== Work to be completed ==
With the images removed, repeat the data below exactly.

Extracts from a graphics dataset
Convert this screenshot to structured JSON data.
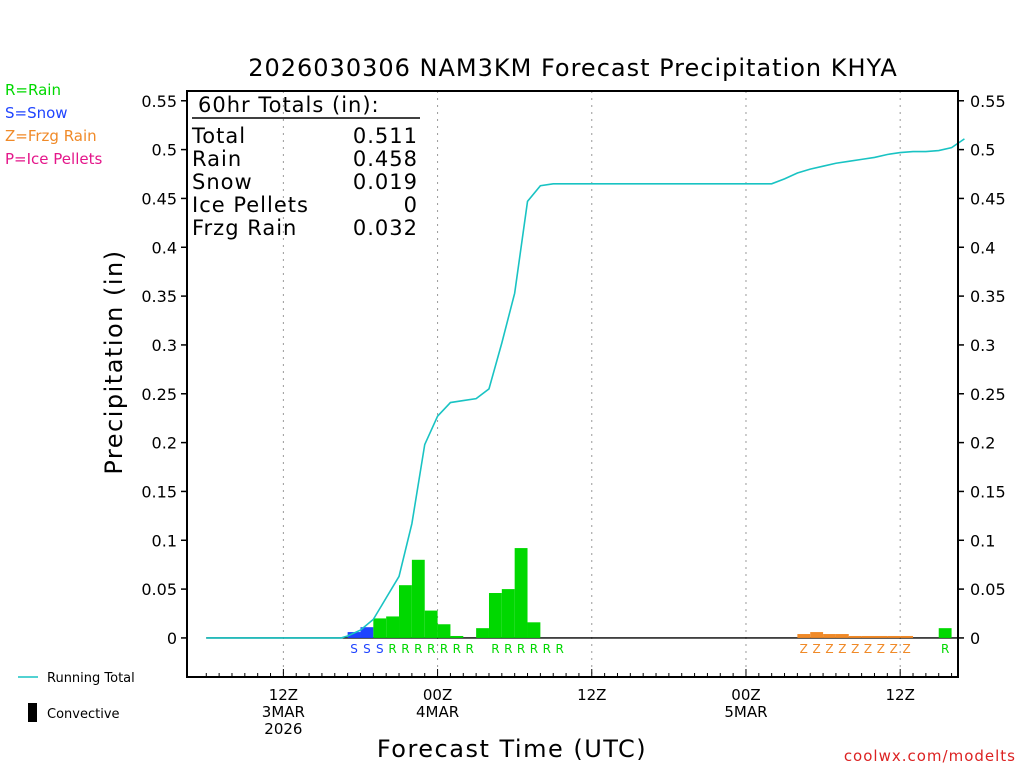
{
  "chart_data": {
    "type": "bar",
    "title": "2026030306 NAM3KM Forecast Precipitation KHYA",
    "xlabel": "Forecast Time (UTC)",
    "ylabel": "Precipitation (in)",
    "ylim": [
      -0.04,
      0.56
    ],
    "xlim": [
      -1.5,
      58.5
    ],
    "yticks": [
      0,
      0.05,
      0.1,
      0.15,
      0.2,
      0.25,
      0.3,
      0.35,
      0.4,
      0.45,
      0.5,
      0.55
    ],
    "ytick_labels": [
      "0",
      "0.05",
      "0.1",
      "0.15",
      "0.2",
      "0.25",
      "0.3",
      "0.35",
      "0.4",
      "0.45",
      "0.5",
      "0.55"
    ],
    "xticks": [
      {
        "hour": 6,
        "lines": [
          "12Z",
          "3MAR",
          "2026"
        ]
      },
      {
        "hour": 18,
        "lines": [
          "00Z",
          "4MAR"
        ]
      },
      {
        "hour": 30,
        "lines": [
          "12Z"
        ]
      },
      {
        "hour": 42,
        "lines": [
          "00Z",
          "5MAR"
        ]
      },
      {
        "hour": 54,
        "lines": [
          "12Z"
        ]
      }
    ],
    "grid_hours": [
      6,
      18,
      30,
      42,
      54
    ],
    "colors": {
      "rain": "#00d800",
      "snow": "#1f44ff",
      "frzg": "#f08a28",
      "ice": "#e4168a",
      "running": "#19c3c3",
      "convective": "#000000"
    },
    "bars": [
      {
        "hour": 12,
        "value": 0.006,
        "type": "snow"
      },
      {
        "hour": 13,
        "value": 0.011,
        "type": "snow"
      },
      {
        "hour": 14,
        "value": 0.02,
        "type": "rain"
      },
      {
        "hour": 15,
        "value": 0.022,
        "type": "rain"
      },
      {
        "hour": 16,
        "value": 0.054,
        "type": "rain"
      },
      {
        "hour": 17,
        "value": 0.08,
        "type": "rain"
      },
      {
        "hour": 18,
        "value": 0.028,
        "type": "rain"
      },
      {
        "hour": 19,
        "value": 0.014,
        "type": "rain"
      },
      {
        "hour": 20,
        "value": 0.002,
        "type": "rain"
      },
      {
        "hour": 22,
        "value": 0.01,
        "type": "rain"
      },
      {
        "hour": 23,
        "value": 0.046,
        "type": "rain"
      },
      {
        "hour": 24,
        "value": 0.05,
        "type": "rain"
      },
      {
        "hour": 25,
        "value": 0.092,
        "type": "rain"
      },
      {
        "hour": 26,
        "value": 0.016,
        "type": "rain"
      },
      {
        "hour": 47,
        "value": 0.004,
        "type": "frzg"
      },
      {
        "hour": 48,
        "value": 0.006,
        "type": "frzg"
      },
      {
        "hour": 49,
        "value": 0.004,
        "type": "frzg"
      },
      {
        "hour": 50,
        "value": 0.004,
        "type": "frzg"
      },
      {
        "hour": 51,
        "value": 0.002,
        "type": "frzg"
      },
      {
        "hour": 52,
        "value": 0.002,
        "type": "frzg"
      },
      {
        "hour": 53,
        "value": 0.002,
        "type": "frzg"
      },
      {
        "hour": 54,
        "value": 0.002,
        "type": "frzg"
      },
      {
        "hour": 55,
        "value": 0.002,
        "type": "frzg"
      },
      {
        "hour": 58,
        "value": 0.01,
        "type": "rain"
      }
    ],
    "precip_type_labels": [
      {
        "hour": 12,
        "letter": "S",
        "type": "snow"
      },
      {
        "hour": 13,
        "letter": "S",
        "type": "snow"
      },
      {
        "hour": 14,
        "letter": "S",
        "type": "snow"
      },
      {
        "hour": 15,
        "letter": "R",
        "type": "rain"
      },
      {
        "hour": 16,
        "letter": "R",
        "type": "rain"
      },
      {
        "hour": 17,
        "letter": "R",
        "type": "rain"
      },
      {
        "hour": 18,
        "letter": "R",
        "type": "rain"
      },
      {
        "hour": 19,
        "letter": "R",
        "type": "rain"
      },
      {
        "hour": 20,
        "letter": "R",
        "type": "rain"
      },
      {
        "hour": 21,
        "letter": "R",
        "type": "rain"
      },
      {
        "hour": 23,
        "letter": "R",
        "type": "rain"
      },
      {
        "hour": 24,
        "letter": "R",
        "type": "rain"
      },
      {
        "hour": 25,
        "letter": "R",
        "type": "rain"
      },
      {
        "hour": 26,
        "letter": "R",
        "type": "rain"
      },
      {
        "hour": 27,
        "letter": "R",
        "type": "rain"
      },
      {
        "hour": 28,
        "letter": "R",
        "type": "rain"
      },
      {
        "hour": 47,
        "letter": "Z",
        "type": "frzg"
      },
      {
        "hour": 48,
        "letter": "Z",
        "type": "frzg"
      },
      {
        "hour": 49,
        "letter": "Z",
        "type": "frzg"
      },
      {
        "hour": 50,
        "letter": "Z",
        "type": "frzg"
      },
      {
        "hour": 51,
        "letter": "Z",
        "type": "frzg"
      },
      {
        "hour": 52,
        "letter": "Z",
        "type": "frzg"
      },
      {
        "hour": 53,
        "letter": "Z",
        "type": "frzg"
      },
      {
        "hour": 54,
        "letter": "Z",
        "type": "frzg"
      },
      {
        "hour": 55,
        "letter": "Z",
        "type": "frzg"
      },
      {
        "hour": 58,
        "letter": "R",
        "type": "rain"
      }
    ],
    "running_total": {
      "x": [
        0,
        10.5,
        11,
        12,
        13,
        14,
        15,
        16,
        17,
        18,
        19,
        20,
        21,
        22,
        23,
        24,
        25,
        26,
        27,
        40,
        44,
        45,
        46,
        47,
        48,
        49,
        50,
        51,
        52,
        53,
        54,
        55,
        56,
        57,
        58,
        59
      ],
      "y": [
        0,
        0,
        0.002,
        0.008,
        0.019,
        0.041,
        0.063,
        0.117,
        0.198,
        0.227,
        0.241,
        0.243,
        0.245,
        0.255,
        0.302,
        0.353,
        0.447,
        0.463,
        0.465,
        0.465,
        0.465,
        0.47,
        0.476,
        0.48,
        0.483,
        0.486,
        0.488,
        0.49,
        0.492,
        0.495,
        0.497,
        0.498,
        0.498,
        0.499,
        0.502,
        0.511
      ]
    },
    "totals_box": {
      "heading": "60hr Totals (in):",
      "rows": [
        {
          "label": "Total",
          "value": "0.511"
        },
        {
          "label": "Rain",
          "value": "0.458"
        },
        {
          "label": "Snow",
          "value": "0.019"
        },
        {
          "label": "Ice Pellets",
          "value": "0"
        },
        {
          "label": "Frzg Rain",
          "value": "0.032"
        }
      ]
    },
    "legend": [
      {
        "text": "R=Rain",
        "type": "rain"
      },
      {
        "text": "S=Snow",
        "type": "snow"
      },
      {
        "text": "Z=Frzg Rain",
        "type": "frzg"
      },
      {
        "text": "P=Ice Pellets",
        "type": "ice"
      }
    ],
    "line_legend": {
      "running_label": "Running Total",
      "convective_label": "Convective"
    },
    "credit": "coolwx.com/modelts"
  }
}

== Response for this exercise ==
Convert this screenshot to structured JSON data.
{
  "chart_data": {
    "type": "bar",
    "title": "2026030306 NAM3KM Forecast Precipitation KHYA",
    "xlabel": "Forecast Time (UTC)",
    "ylabel": "Precipitation (in)",
    "ylim": [
      -0.04,
      0.56
    ],
    "xlim": [
      -1.5,
      58.5
    ],
    "yticks": [
      0,
      0.05,
      0.1,
      0.15,
      0.2,
      0.25,
      0.3,
      0.35,
      0.4,
      0.45,
      0.5,
      0.55
    ],
    "ytick_labels": [
      "0",
      "0.05",
      "0.1",
      "0.15",
      "0.2",
      "0.25",
      "0.3",
      "0.35",
      "0.4",
      "0.45",
      "0.5",
      "0.55"
    ],
    "xticks": [
      {
        "hour": 6,
        "lines": [
          "12Z",
          "3MAR",
          "2026"
        ]
      },
      {
        "hour": 18,
        "lines": [
          "00Z",
          "4MAR"
        ]
      },
      {
        "hour": 30,
        "lines": [
          "12Z"
        ]
      },
      {
        "hour": 42,
        "lines": [
          "00Z",
          "5MAR"
        ]
      },
      {
        "hour": 54,
        "lines": [
          "12Z"
        ]
      }
    ],
    "grid_hours": [
      6,
      18,
      30,
      42,
      54
    ],
    "colors": {
      "rain": "#00d800",
      "snow": "#1f44ff",
      "frzg": "#f08a28",
      "ice": "#e4168a",
      "running": "#19c3c3",
      "convective": "#000000"
    },
    "bars": [
      {
        "hour": 12,
        "value": 0.006,
        "type": "snow"
      },
      {
        "hour": 13,
        "value": 0.011,
        "type": "snow"
      },
      {
        "hour": 14,
        "value": 0.02,
        "type": "rain"
      },
      {
        "hour": 15,
        "value": 0.022,
        "type": "rain"
      },
      {
        "hour": 16,
        "value": 0.054,
        "type": "rain"
      },
      {
        "hour": 17,
        "value": 0.08,
        "type": "rain"
      },
      {
        "hour": 18,
        "value": 0.028,
        "type": "rain"
      },
      {
        "hour": 19,
        "value": 0.014,
        "type": "rain"
      },
      {
        "hour": 20,
        "value": 0.002,
        "type": "rain"
      },
      {
        "hour": 22,
        "value": 0.01,
        "type": "rain"
      },
      {
        "hour": 23,
        "value": 0.046,
        "type": "rain"
      },
      {
        "hour": 24,
        "value": 0.05,
        "type": "rain"
      },
      {
        "hour": 25,
        "value": 0.092,
        "type": "rain"
      },
      {
        "hour": 26,
        "value": 0.016,
        "type": "rain"
      },
      {
        "hour": 47,
        "value": 0.004,
        "type": "frzg"
      },
      {
        "hour": 48,
        "value": 0.006,
        "type": "frzg"
      },
      {
        "hour": 49,
        "value": 0.004,
        "type": "frzg"
      },
      {
        "hour": 50,
        "value": 0.004,
        "type": "frzg"
      },
      {
        "hour": 51,
        "value": 0.002,
        "type": "frzg"
      },
      {
        "hour": 52,
        "value": 0.002,
        "type": "frzg"
      },
      {
        "hour": 53,
        "value": 0.002,
        "type": "frzg"
      },
      {
        "hour": 54,
        "value": 0.002,
        "type": "frzg"
      },
      {
        "hour": 55,
        "value": 0.002,
        "type": "frzg"
      },
      {
        "hour": 58,
        "value": 0.01,
        "type": "rain"
      }
    ],
    "precip_type_labels": [
      {
        "hour": 12,
        "letter": "S",
        "type": "snow"
      },
      {
        "hour": 13,
        "letter": "S",
        "type": "snow"
      },
      {
        "hour": 14,
        "letter": "S",
        "type": "snow"
      },
      {
        "hour": 15,
        "letter": "R",
        "type": "rain"
      },
      {
        "hour": 16,
        "letter": "R",
        "type": "rain"
      },
      {
        "hour": 17,
        "letter": "R",
        "type": "rain"
      },
      {
        "hour": 18,
        "letter": "R",
        "type": "rain"
      },
      {
        "hour": 19,
        "letter": "R",
        "type": "rain"
      },
      {
        "hour": 20,
        "letter": "R",
        "type": "rain"
      },
      {
        "hour": 21,
        "letter": "R",
        "type": "rain"
      },
      {
        "hour": 23,
        "letter": "R",
        "type": "rain"
      },
      {
        "hour": 24,
        "letter": "R",
        "type": "rain"
      },
      {
        "hour": 25,
        "letter": "R",
        "type": "rain"
      },
      {
        "hour": 26,
        "letter": "R",
        "type": "rain"
      },
      {
        "hour": 27,
        "letter": "R",
        "type": "rain"
      },
      {
        "hour": 28,
        "letter": "R",
        "type": "rain"
      },
      {
        "hour": 47,
        "letter": "Z",
        "type": "frzg"
      },
      {
        "hour": 48,
        "letter": "Z",
        "type": "frzg"
      },
      {
        "hour": 49,
        "letter": "Z",
        "type": "frzg"
      },
      {
        "hour": 50,
        "letter": "Z",
        "type": "frzg"
      },
      {
        "hour": 51,
        "letter": "Z",
        "type": "frzg"
      },
      {
        "hour": 52,
        "letter": "Z",
        "type": "frzg"
      },
      {
        "hour": 53,
        "letter": "Z",
        "type": "frzg"
      },
      {
        "hour": 54,
        "letter": "Z",
        "type": "frzg"
      },
      {
        "hour": 55,
        "letter": "Z",
        "type": "frzg"
      },
      {
        "hour": 58,
        "letter": "R",
        "type": "rain"
      }
    ],
    "running_total": {
      "x": [
        0,
        10.5,
        11,
        12,
        13,
        14,
        15,
        16,
        17,
        18,
        19,
        20,
        21,
        22,
        23,
        24,
        25,
        26,
        27,
        40,
        44,
        45,
        46,
        47,
        48,
        49,
        50,
        51,
        52,
        53,
        54,
        55,
        56,
        57,
        58,
        59
      ],
      "y": [
        0,
        0,
        0.002,
        0.008,
        0.019,
        0.041,
        0.063,
        0.117,
        0.198,
        0.227,
        0.241,
        0.243,
        0.245,
        0.255,
        0.302,
        0.353,
        0.447,
        0.463,
        0.465,
        0.465,
        0.465,
        0.47,
        0.476,
        0.48,
        0.483,
        0.486,
        0.488,
        0.49,
        0.492,
        0.495,
        0.497,
        0.498,
        0.498,
        0.499,
        0.502,
        0.511
      ]
    },
    "totals_box": {
      "heading": "60hr Totals (in):",
      "rows": [
        {
          "label": "Total",
          "value": "0.511"
        },
        {
          "label": "Rain",
          "value": "0.458"
        },
        {
          "label": "Snow",
          "value": "0.019"
        },
        {
          "label": "Ice Pellets",
          "value": "0"
        },
        {
          "label": "Frzg Rain",
          "value": "0.032"
        }
      ]
    },
    "legend": [
      {
        "text": "R=Rain",
        "type": "rain"
      },
      {
        "text": "S=Snow",
        "type": "snow"
      },
      {
        "text": "Z=Frzg Rain",
        "type": "frzg"
      },
      {
        "text": "P=Ice Pellets",
        "type": "ice"
      }
    ],
    "line_legend": {
      "running_label": "Running Total",
      "convective_label": "Convective"
    },
    "credit": "coolwx.com/modelts"
  }
}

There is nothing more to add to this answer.